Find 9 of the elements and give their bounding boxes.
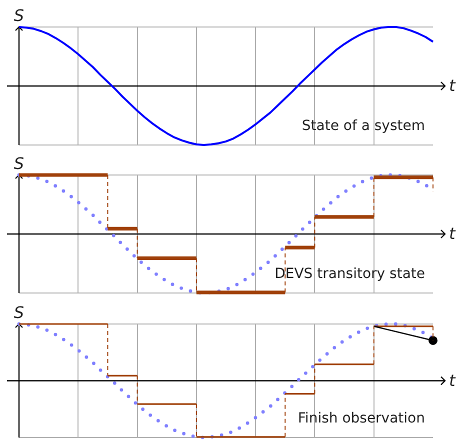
x-axis-title: t bbox=[449, 224, 456, 244]
x-axis-title: t bbox=[449, 76, 456, 96]
annotation: State of a system bbox=[302, 118, 425, 134]
x-axis-title: t bbox=[449, 370, 456, 390]
y-axis-title: S bbox=[14, 154, 24, 173]
y-axis-title: S bbox=[14, 6, 24, 25]
annotation: DEVS transitory state bbox=[274, 266, 425, 282]
annotation: Finish observation bbox=[298, 410, 425, 426]
y-axis-title: S bbox=[14, 303, 24, 322]
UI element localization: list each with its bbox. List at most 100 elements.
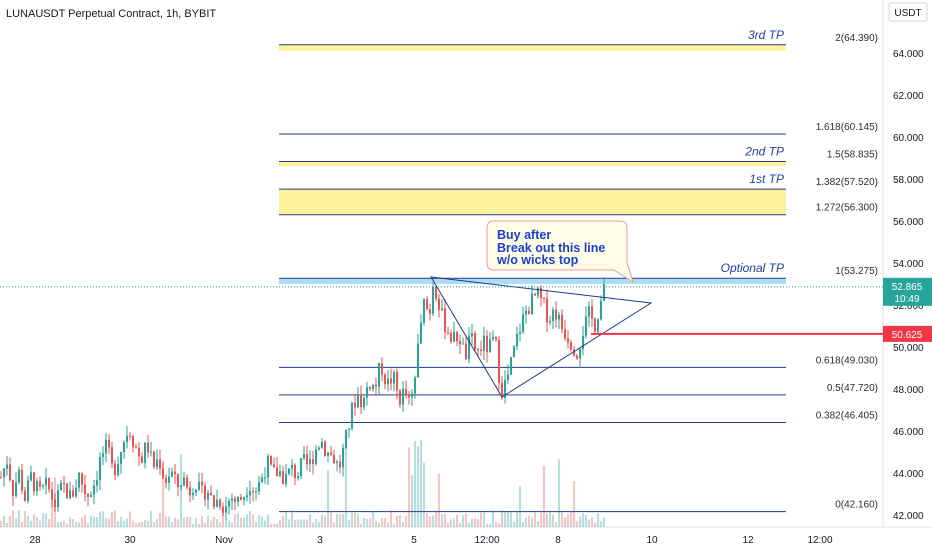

▶ [YOUR INSTRUCTIONS]: Rewrite the listing above with every occurrence of "elements" changed to "items" and nothing else altered. Leave the pictures out.

▶ [WORKED SOLUTION]:
Find 9 of the items and give their bounding boxes.
x-axis-title: t bbox=[449, 224, 456, 244]
x-axis-title: t bbox=[449, 76, 456, 96]
annotation: State of a system bbox=[302, 118, 425, 134]
x-axis-title: t bbox=[449, 370, 456, 390]
y-axis-title: S bbox=[14, 154, 24, 173]
y-axis-title: S bbox=[14, 6, 24, 25]
annotation: DEVS transitory state bbox=[274, 266, 425, 282]
annotation: Finish observation bbox=[298, 410, 425, 426]
y-axis-title: S bbox=[14, 303, 24, 322]
UI element localization: list each with its bbox. List at most 100 items.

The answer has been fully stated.